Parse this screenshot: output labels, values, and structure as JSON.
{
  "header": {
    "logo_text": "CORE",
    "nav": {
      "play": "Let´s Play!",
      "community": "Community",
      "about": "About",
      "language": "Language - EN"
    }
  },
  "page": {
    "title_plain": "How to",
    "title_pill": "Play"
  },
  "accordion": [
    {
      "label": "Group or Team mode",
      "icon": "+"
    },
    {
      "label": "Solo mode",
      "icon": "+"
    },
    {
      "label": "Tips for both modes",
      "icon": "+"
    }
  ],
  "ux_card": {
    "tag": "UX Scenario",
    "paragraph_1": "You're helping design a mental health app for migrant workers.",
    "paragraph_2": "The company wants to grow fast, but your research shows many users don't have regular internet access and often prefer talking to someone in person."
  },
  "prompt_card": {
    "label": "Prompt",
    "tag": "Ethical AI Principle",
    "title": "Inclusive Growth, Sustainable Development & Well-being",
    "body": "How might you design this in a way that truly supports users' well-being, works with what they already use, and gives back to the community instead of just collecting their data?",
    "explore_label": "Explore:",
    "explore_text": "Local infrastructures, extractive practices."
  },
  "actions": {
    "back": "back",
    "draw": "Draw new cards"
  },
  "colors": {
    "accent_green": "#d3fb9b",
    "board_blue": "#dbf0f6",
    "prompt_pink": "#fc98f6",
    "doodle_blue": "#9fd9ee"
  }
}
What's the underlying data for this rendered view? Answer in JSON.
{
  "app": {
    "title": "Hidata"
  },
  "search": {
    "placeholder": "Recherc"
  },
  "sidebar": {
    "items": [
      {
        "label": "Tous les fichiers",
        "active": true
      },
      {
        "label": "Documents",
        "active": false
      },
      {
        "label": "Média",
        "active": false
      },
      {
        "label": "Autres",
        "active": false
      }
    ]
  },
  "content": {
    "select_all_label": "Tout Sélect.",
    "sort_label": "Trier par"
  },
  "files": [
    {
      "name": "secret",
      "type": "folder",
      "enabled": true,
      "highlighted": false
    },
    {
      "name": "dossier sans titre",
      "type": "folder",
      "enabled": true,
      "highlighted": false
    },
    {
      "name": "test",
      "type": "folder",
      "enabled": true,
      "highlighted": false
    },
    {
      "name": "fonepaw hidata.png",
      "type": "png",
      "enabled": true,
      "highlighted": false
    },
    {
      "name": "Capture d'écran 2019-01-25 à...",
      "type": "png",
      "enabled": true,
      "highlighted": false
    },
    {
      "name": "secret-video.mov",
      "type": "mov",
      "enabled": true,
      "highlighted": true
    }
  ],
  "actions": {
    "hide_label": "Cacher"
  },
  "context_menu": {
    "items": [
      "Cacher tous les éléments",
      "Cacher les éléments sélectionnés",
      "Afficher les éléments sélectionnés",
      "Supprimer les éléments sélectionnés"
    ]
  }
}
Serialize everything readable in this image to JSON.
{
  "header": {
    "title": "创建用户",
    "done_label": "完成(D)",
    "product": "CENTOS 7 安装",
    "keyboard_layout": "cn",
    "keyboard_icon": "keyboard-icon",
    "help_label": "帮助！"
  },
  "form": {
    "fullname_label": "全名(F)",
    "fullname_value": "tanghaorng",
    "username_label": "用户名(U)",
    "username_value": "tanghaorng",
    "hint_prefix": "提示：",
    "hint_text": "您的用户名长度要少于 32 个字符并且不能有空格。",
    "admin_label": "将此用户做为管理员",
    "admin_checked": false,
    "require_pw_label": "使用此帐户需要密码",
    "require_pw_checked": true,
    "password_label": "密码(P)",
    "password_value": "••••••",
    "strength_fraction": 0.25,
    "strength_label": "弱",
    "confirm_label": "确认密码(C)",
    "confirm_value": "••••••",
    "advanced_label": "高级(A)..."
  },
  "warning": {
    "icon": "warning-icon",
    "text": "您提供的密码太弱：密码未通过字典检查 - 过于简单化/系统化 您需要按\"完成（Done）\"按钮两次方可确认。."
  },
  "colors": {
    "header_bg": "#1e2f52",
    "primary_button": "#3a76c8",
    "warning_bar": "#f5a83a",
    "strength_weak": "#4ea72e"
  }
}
* * * * * * * * *
# [Challenge]
Extract each record, keeping it identical to the original.

# [Exercise output]
Parse this screenshot: output labels, values, and structure as JSON.
{
  "header": {
    "logo_text": "CORE",
    "nav": {
      "play": "Let´s Play!",
      "community": "Community",
      "about": "About",
      "language": "Language - EN"
    }
  },
  "page": {
    "title_plain": "How to",
    "title_pill": "Play"
  },
  "accordion": [
    {
      "label": "Group or Team mode",
      "icon": "+"
    },
    {
      "label": "Solo mode",
      "icon": "+"
    },
    {
      "label": "Tips for both modes",
      "icon": "+"
    }
  ],
  "ux_card": {
    "tag": "UX Scenario",
    "paragraph_1": "You're helping design a mental health app for migrant workers.",
    "paragraph_2": "The company wants to grow fast, but your research shows many users don't have regular internet access and often prefer talking to someone in person."
  },
  "prompt_card": {
    "label": "Prompt",
    "tag": "Ethical AI Principle",
    "title": "Inclusive Growth, Sustainable Development & Well-being",
    "body": "How might you design this in a way that truly supports users' well-being, works with what they already use, and gives back to the community instead of just collecting their data?",
    "explore_label": "Explore:",
    "explore_text": "Local infrastructures, extractive practices."
  },
  "actions": {
    "back": "back",
    "draw": "Draw new cards"
  },
  "colors": {
    "accent_green": "#d3fb9b",
    "board_blue": "#dbf0f6",
    "prompt_pink": "#fc98f6",
    "doodle_blue": "#9fd9ee"
  }
}
What's the underlying data for this rendered view? Answer in JSON.
{
  "app": {
    "title": "Hidata"
  },
  "search": {
    "placeholder": "Recherc"
  },
  "sidebar": {
    "items": [
      {
        "label": "Tous les fichiers",
        "active": true
      },
      {
        "label": "Documents",
        "active": false
      },
      {
        "label": "Média",
        "active": false
      },
      {
        "label": "Autres",
        "active": false
      }
    ]
  },
  "content": {
    "select_all_label": "Tout Sélect.",
    "sort_label": "Trier par"
  },
  "files": [
    {
      "name": "secret",
      "type": "folder",
      "enabled": true,
      "highlighted": false
    },
    {
      "name": "dossier sans titre",
      "type": "folder",
      "enabled": true,
      "highlighted": false
    },
    {
      "name": "test",
      "type": "folder",
      "enabled": true,
      "highlighted": false
    },
    {
      "name": "fonepaw hidata.png",
      "type": "png",
      "enabled": true,
      "highlighted": false
    },
    {
      "name": "Capture d'écran 2019-01-25 à...",
      "type": "png",
      "enabled": true,
      "highlighted": false
    },
    {
      "name": "secret-video.mov",
      "type": "mov",
      "enabled": true,
      "highlighted": true
    }
  ],
  "actions": {
    "hide_label": "Cacher"
  },
  "context_menu": {
    "items": [
      "Cacher tous les éléments",
      "Cacher les éléments sélectionnés",
      "Afficher les éléments sélectionnés",
      "Supprimer les éléments sélectionnés"
    ]
  }
}
Serialize everything readable in this image to JSON.
{
  "header": {
    "title": "创建用户",
    "done_label": "完成(D)",
    "product": "CENTOS 7 安装",
    "keyboard_layout": "cn",
    "keyboard_icon": "keyboard-icon",
    "help_label": "帮助！"
  },
  "form": {
    "fullname_label": "全名(F)",
    "fullname_value": "tanghaorng",
    "username_label": "用户名(U)",
    "username_value": "tanghaorng",
    "hint_prefix": "提示：",
    "hint_text": "您的用户名长度要少于 32 个字符并且不能有空格。",
    "admin_label": "将此用户做为管理员",
    "admin_checked": false,
    "require_pw_label": "使用此帐户需要密码",
    "require_pw_checked": true,
    "password_label": "密码(P)",
    "password_value": "••••••",
    "strength_fraction": 0.25,
    "strength_label": "弱",
    "confirm_label": "确认密码(C)",
    "confirm_value": "••••••",
    "advanced_label": "高级(A)..."
  },
  "warning": {
    "icon": "warning-icon",
    "text": "您提供的密码太弱：密码未通过字典检查 - 过于简单化/系统化 您需要按\"完成（Done）\"按钮两次方可确认。."
  },
  "colors": {
    "header_bg": "#1e2f52",
    "primary_button": "#3a76c8",
    "warning_bar": "#f5a83a",
    "strength_weak": "#4ea72e"
  }
}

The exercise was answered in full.